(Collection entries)
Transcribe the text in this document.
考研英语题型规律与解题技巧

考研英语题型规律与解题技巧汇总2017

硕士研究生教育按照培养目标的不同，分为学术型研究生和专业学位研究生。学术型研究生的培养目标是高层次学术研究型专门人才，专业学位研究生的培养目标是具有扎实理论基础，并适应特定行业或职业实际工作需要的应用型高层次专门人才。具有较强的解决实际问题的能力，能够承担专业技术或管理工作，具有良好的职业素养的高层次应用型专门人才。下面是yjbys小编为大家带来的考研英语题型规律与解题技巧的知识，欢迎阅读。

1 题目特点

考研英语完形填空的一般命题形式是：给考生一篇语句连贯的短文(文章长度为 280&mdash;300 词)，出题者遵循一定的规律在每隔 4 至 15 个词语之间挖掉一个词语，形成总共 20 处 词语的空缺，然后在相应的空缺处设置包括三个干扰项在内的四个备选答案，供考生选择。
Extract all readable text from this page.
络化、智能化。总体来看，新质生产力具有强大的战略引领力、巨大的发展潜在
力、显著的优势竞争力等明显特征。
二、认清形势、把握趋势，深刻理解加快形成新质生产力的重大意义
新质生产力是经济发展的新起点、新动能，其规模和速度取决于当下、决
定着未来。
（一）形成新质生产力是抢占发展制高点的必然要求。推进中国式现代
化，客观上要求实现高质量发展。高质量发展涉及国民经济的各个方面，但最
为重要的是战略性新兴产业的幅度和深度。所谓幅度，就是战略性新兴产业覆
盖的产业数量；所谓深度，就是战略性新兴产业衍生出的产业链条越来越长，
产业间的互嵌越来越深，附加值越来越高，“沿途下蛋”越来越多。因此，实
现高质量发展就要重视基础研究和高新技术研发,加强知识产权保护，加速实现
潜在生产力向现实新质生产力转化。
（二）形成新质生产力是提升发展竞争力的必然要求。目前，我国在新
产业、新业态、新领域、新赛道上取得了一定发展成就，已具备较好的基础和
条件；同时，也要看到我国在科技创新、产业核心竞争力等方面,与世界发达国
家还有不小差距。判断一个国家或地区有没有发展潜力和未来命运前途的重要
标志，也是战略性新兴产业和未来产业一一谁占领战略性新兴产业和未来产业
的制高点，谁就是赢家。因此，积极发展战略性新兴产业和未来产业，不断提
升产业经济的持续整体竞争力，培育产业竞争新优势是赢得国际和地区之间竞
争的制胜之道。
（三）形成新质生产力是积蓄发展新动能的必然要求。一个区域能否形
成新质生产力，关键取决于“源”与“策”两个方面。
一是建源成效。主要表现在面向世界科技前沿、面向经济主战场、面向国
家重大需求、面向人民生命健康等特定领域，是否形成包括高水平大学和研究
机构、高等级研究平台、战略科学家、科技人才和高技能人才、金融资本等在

Exercise instructions — Exactly reproduce every line found in the records.

Written reply —
Transcribe the text in this document.
考研英语题型规律与解题技巧

考研英语题型规律与解题技巧汇总2017

硕士研究生教育按照培养目标的不同，分为学术型研究生和专业学位研究生。学术型研究生的培养目标是高层次学术研究型专门人才，专业学位研究生的培养目标是具有扎实理论基础，并适应特定行业或职业实际工作需要的应用型高层次专门人才。具有较强的解决实际问题的能力，能够承担专业技术或管理工作，具有良好的职业素养的高层次应用型专门人才。下面是yjbys小编为大家带来的考研英语题型规律与解题技巧的知识，欢迎阅读。

1 题目特点

考研英语完形填空的一般命题形式是：给考生一篇语句连贯的短文(文章长度为 280&mdash;300 词)，出题者遵循一定的规律在每隔 4 至 15 个词语之间挖掉一个词语，形成总共 20 处 词语的空缺，然后在相应的空缺处设置包括三个干扰项在内的四个备选答案，供考生选择。
Extract all readable text from this page.
络化、智能化。总体来看，新质生产力具有强大的战略引领力、巨大的发展潜在
力、显著的优势竞争力等明显特征。
二、认清形势、把握趋势，深刻理解加快形成新质生产力的重大意义
新质生产力是经济发展的新起点、新动能，其规模和速度取决于当下、决
定着未来。
（一）形成新质生产力是抢占发展制高点的必然要求。推进中国式现代
化，客观上要求实现高质量发展。高质量发展涉及国民经济的各个方面，但最
为重要的是战略性新兴产业的幅度和深度。所谓幅度，就是战略性新兴产业覆
盖的产业数量；所谓深度，就是战略性新兴产业衍生出的产业链条越来越长，
产业间的互嵌越来越深，附加值越来越高，“沿途下蛋”越来越多。因此，实
现高质量发展就要重视基础研究和高新技术研发,加强知识产权保护，加速实现
潜在生产力向现实新质生产力转化。
（二）形成新质生产力是提升发展竞争力的必然要求。目前，我国在新
产业、新业态、新领域、新赛道上取得了一定发展成就，已具备较好的基础和
条件；同时，也要看到我国在科技创新、产业核心竞争力等方面,与世界发达国
家还有不小差距。判断一个国家或地区有没有发展潜力和未来命运前途的重要
标志，也是战略性新兴产业和未来产业一一谁占领战略性新兴产业和未来产业
的制高点，谁就是赢家。因此，积极发展战略性新兴产业和未来产业，不断提
升产业经济的持续整体竞争力，培育产业竞争新优势是赢得国际和地区之间竞
争的制胜之道。
（三）形成新质生产力是积蓄发展新动能的必然要求。一个区域能否形
成新质生产力，关键取决于“源”与“策”两个方面。
一是建源成效。主要表现在面向世界科技前沿、面向经济主战场、面向国
家重大需求、面向人民生命健康等特定领域，是否形成包括高水平大学和研究
机构、高等级研究平台、战略科学家、科技人才和高技能人才、金融资本等在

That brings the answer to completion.